WRITTEN TASK 1: Copy the stretch of the passage on required ethics courses from "For example, as" through "of their products.", keeping every word and mark the same.

PAGE EXTRACT:
# # # # #

Students should mostly take courses that directly relate to their future careers, as that is the point of a major. However, while some courses may not have any direct bearing on one's future careers, there are certainly opportunities to study things that have indirect effects on one's profession, how one interacts with others, how one thinks critically, and so forth. Thus, students should be required to take a handful of courses with content that can be applied to multiple facets of their lives.

For example, as artificial intelligence, electronic tracking and surveillance, online harassment, and targeted advertising are have become more common in the past few years, software developers must think critically about the effects – both positive and negative – that their products have on individuals and on society. However, computer science majors generally do not include ethics requirements. As a result, surreptitious surveillance and anonymous harassment (often on the basis of race, ethnicity, skin color, gender, sexuality, religion, and/or national origin) have run rampant on the Internet. If all computer science majors were required to take at least one ethics course, they would be at least somewhat primed to consider more deeply the connections between humans and technology; this would reduce the risk of causing significant harm to the users of their products.

# # # # #

LISTED RECORDS:
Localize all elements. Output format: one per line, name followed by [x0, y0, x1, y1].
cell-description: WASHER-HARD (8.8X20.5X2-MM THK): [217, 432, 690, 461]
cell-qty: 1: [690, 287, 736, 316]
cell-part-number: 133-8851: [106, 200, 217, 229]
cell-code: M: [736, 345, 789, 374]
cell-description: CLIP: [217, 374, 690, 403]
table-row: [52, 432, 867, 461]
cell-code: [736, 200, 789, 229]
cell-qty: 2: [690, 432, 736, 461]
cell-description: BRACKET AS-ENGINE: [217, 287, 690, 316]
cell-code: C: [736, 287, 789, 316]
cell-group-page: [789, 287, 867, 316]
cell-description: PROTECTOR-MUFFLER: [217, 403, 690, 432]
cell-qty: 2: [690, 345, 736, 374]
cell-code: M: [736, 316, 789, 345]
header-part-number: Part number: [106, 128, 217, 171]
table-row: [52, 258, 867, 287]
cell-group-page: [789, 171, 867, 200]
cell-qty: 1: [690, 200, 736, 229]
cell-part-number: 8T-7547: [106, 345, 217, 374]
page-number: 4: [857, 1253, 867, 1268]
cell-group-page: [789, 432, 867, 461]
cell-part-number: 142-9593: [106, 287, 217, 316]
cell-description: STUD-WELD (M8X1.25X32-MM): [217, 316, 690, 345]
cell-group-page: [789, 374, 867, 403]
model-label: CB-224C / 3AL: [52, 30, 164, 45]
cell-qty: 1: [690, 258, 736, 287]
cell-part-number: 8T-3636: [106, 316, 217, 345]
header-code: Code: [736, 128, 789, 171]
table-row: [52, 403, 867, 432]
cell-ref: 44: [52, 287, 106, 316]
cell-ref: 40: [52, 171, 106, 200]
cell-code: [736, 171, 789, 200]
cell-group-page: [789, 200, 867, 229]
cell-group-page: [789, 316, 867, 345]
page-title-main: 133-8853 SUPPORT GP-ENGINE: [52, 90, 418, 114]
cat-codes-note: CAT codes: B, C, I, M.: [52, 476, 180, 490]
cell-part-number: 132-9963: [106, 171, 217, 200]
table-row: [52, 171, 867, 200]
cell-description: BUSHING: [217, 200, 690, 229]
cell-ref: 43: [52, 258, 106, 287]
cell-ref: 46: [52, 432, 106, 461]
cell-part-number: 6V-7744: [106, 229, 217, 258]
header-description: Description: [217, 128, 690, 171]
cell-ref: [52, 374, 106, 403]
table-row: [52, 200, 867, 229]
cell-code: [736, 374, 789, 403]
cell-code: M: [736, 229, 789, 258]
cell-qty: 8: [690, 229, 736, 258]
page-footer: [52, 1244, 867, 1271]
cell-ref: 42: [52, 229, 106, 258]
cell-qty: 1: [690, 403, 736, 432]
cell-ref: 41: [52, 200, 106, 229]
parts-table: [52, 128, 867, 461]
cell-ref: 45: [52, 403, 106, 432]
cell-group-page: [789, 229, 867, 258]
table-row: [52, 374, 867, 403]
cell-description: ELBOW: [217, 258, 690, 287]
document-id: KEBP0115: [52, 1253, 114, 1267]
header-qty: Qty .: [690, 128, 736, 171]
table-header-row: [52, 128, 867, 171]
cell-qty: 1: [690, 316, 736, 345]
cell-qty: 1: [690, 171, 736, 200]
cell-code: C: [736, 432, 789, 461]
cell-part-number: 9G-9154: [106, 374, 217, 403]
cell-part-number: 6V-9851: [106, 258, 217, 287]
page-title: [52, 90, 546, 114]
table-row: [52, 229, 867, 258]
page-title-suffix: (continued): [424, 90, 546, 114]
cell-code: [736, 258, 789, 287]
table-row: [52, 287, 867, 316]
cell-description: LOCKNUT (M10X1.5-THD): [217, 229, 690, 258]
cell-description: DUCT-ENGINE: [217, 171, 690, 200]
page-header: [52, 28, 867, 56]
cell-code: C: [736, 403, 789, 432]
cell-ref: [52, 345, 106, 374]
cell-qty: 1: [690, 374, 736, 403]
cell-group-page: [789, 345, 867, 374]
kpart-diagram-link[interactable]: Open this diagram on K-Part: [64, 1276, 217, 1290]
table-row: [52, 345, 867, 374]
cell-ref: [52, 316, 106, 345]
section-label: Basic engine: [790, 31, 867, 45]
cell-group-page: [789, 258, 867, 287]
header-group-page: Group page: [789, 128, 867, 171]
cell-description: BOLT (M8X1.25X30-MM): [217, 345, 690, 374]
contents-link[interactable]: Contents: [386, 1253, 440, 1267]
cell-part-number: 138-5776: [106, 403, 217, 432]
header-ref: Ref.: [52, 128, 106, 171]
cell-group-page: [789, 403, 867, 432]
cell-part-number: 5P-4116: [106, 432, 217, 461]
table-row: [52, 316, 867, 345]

# # # # #

WRITTEN TASK 2: Repeat the entries word for word, from the start of the entries through the line containing "cell-code: M: [736, 229, 789, 258]", including that line.

EXERCISE OUTPUT 1:
For example, as artificial intelligence, electronic tracking and surveillance, online harassment, and targeted advertising are have become more common in the past few years, software developers must think critically about the effects – both positive and negative – that their products have on individuals and on society. However, computer science majors generally do not include ethics requirements. As a result, surreptitious surveillance and anonymous harassment (often on the basis of race, ethnicity, skin color, gender, sexuality, religion, and/or national origin) have run rampant on the Internet. If all computer science majors were required to take at least one ethics course, they would be at least somewhat primed to consider more deeply the connections between humans and technology; this would reduce the risk of causing significant harm to the users of their products.

EXERCISE OUTPUT 2:
Localize all elements. Output format: one per line, name followed by [x0, y0, x1, y1].
cell-description: WASHER-HARD (8.8X20.5X2-MM THK): [217, 432, 690, 461]
cell-qty: 1: [690, 287, 736, 316]
cell-part-number: 133-8851: [106, 200, 217, 229]
cell-code: M: [736, 345, 789, 374]
cell-description: CLIP: [217, 374, 690, 403]
table-row: [52, 432, 867, 461]
cell-code: [736, 200, 789, 229]
cell-qty: 2: [690, 432, 736, 461]
cell-description: BRACKET AS-ENGINE: [217, 287, 690, 316]
cell-code: C: [736, 287, 789, 316]
cell-group-page: [789, 287, 867, 316]
cell-description: PROTECTOR-MUFFLER: [217, 403, 690, 432]
cell-qty: 2: [690, 345, 736, 374]
cell-code: M: [736, 316, 789, 345]
header-part-number: Part number: [106, 128, 217, 171]
table-row: [52, 258, 867, 287]
cell-group-page: [789, 171, 867, 200]
cell-qty: 1: [690, 200, 736, 229]
cell-part-number: 8T-7547: [106, 345, 217, 374]
page-number: 4: [857, 1253, 867, 1268]
cell-group-page: [789, 432, 867, 461]
cell-part-number: 142-9593: [106, 287, 217, 316]
cell-description: STUD-WELD (M8X1.25X32-MM): [217, 316, 690, 345]
cell-group-page: [789, 374, 867, 403]
model-label: CB-224C / 3AL: [52, 30, 164, 45]
cell-qty: 1: [690, 258, 736, 287]
cell-part-number: 8T-3636: [106, 316, 217, 345]
header-code: Code: [736, 128, 789, 171]
table-row: [52, 403, 867, 432]
cell-ref: 44: [52, 287, 106, 316]
cell-ref: 40: [52, 171, 106, 200]
cell-code: [736, 171, 789, 200]
cell-group-page: [789, 200, 867, 229]
cell-group-page: [789, 316, 867, 345]
page-title-main: 133-8853 SUPPORT GP-ENGINE: [52, 90, 418, 114]
cat-codes-note: CAT codes: B, C, I, M.: [52, 476, 180, 490]
cell-part-number: 132-9963: [106, 171, 217, 200]
table-row: [52, 171, 867, 200]
cell-description: BUSHING: [217, 200, 690, 229]
cell-ref: 43: [52, 258, 106, 287]
cell-ref: 46: [52, 432, 106, 461]
cell-part-number: 6V-7744: [106, 229, 217, 258]
header-description: Description: [217, 128, 690, 171]
cell-ref: [52, 374, 106, 403]
table-row: [52, 200, 867, 229]
cell-code: [736, 374, 789, 403]
cell-code: M: [736, 229, 789, 258]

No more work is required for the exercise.